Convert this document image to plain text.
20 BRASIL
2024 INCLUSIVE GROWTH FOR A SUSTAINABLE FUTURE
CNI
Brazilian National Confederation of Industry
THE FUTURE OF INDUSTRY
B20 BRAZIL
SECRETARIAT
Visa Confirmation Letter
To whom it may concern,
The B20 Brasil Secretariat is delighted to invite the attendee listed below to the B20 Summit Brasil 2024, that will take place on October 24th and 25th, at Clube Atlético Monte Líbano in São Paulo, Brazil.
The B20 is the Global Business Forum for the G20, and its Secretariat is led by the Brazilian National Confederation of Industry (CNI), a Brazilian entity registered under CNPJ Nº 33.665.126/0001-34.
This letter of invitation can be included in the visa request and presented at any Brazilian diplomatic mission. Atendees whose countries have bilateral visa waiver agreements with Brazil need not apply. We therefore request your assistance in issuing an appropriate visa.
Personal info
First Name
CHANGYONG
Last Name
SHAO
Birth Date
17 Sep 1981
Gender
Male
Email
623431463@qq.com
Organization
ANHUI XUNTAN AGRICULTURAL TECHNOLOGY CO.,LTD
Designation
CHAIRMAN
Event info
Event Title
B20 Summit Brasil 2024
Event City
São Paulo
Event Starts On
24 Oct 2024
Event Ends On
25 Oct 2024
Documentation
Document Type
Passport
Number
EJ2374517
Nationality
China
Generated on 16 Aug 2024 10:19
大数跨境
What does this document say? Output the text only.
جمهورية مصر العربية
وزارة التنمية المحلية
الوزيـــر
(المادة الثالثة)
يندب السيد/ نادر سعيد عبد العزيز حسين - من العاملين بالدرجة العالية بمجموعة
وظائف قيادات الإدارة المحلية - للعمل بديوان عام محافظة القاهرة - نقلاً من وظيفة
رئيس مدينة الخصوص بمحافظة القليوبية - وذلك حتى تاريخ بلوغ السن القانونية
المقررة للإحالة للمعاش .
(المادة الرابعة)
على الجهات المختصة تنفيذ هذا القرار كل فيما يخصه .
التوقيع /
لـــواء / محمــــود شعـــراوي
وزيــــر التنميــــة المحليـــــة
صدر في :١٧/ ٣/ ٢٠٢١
★ ★ ★ ★
### STATED PROBLEM
Every entry must be retyped in full, exactly as given.

### ANSWER FOR THIS EXERCISE
Convert this document image to plain text.
20 BRASIL
2024 INCLUSIVE GROWTH FOR A SUSTAINABLE FUTURE
CNI
Brazilian National Confederation of Industry
THE FUTURE OF INDUSTRY
B20 BRAZIL
SECRETARIAT
Visa Confirmation Letter
To whom it may concern,
The B20 Brasil Secretariat is delighted to invite the attendee listed below to the B20 Summit Brasil 2024, that will take place on October 24th and 25th, at Clube Atlético Monte Líbano in São Paulo, Brazil.
The B20 is the Global Business Forum for the G20, and its Secretariat is led by the Brazilian National Confederation of Industry (CNI), a Brazilian entity registered under CNPJ Nº 33.665.126/0001-34.
This letter of invitation can be included in the visa request and presented at any Brazilian diplomatic mission. Atendees whose countries have bilateral visa waiver agreements with Brazil need not apply. We therefore request your assistance in issuing an appropriate visa.
Personal info
First Name
CHANGYONG
Last Name
SHAO
Birth Date
17 Sep 1981
Gender
Male
Email
623431463@qq.com
Organization
ANHUI XUNTAN AGRICULTURAL TECHNOLOGY CO.,LTD
Designation
CHAIRMAN
Event info
Event Title
B20 Summit Brasil 2024
Event City
São Paulo
Event Starts On
24 Oct 2024
Event Ends On
25 Oct 2024
Documentation
Document Type
Passport
Number
EJ2374517
Nationality
China
Generated on 16 Aug 2024 10:19
大数跨境
What does this document say? Output the text only.
جمهورية مصر العربية
وزارة التنمية المحلية
الوزيـــر
(المادة الثالثة)
يندب السيد/ نادر سعيد عبد العزيز حسين - من العاملين بالدرجة العالية بمجموعة
وظائف قيادات الإدارة المحلية - للعمل بديوان عام محافظة القاهرة - نقلاً من وظيفة
رئيس مدينة الخصوص بمحافظة القليوبية - وذلك حتى تاريخ بلوغ السن القانونية
المقررة للإحالة للمعاش .
(المادة الرابعة)
على الجهات المختصة تنفيذ هذا القرار كل فيما يخصه .
التوقيع /
لـــواء / محمــــود شعـــراوي
وزيــــر التنميــــة المحليـــــة
صدر في :١٧/ ٣/ ٢٠٢١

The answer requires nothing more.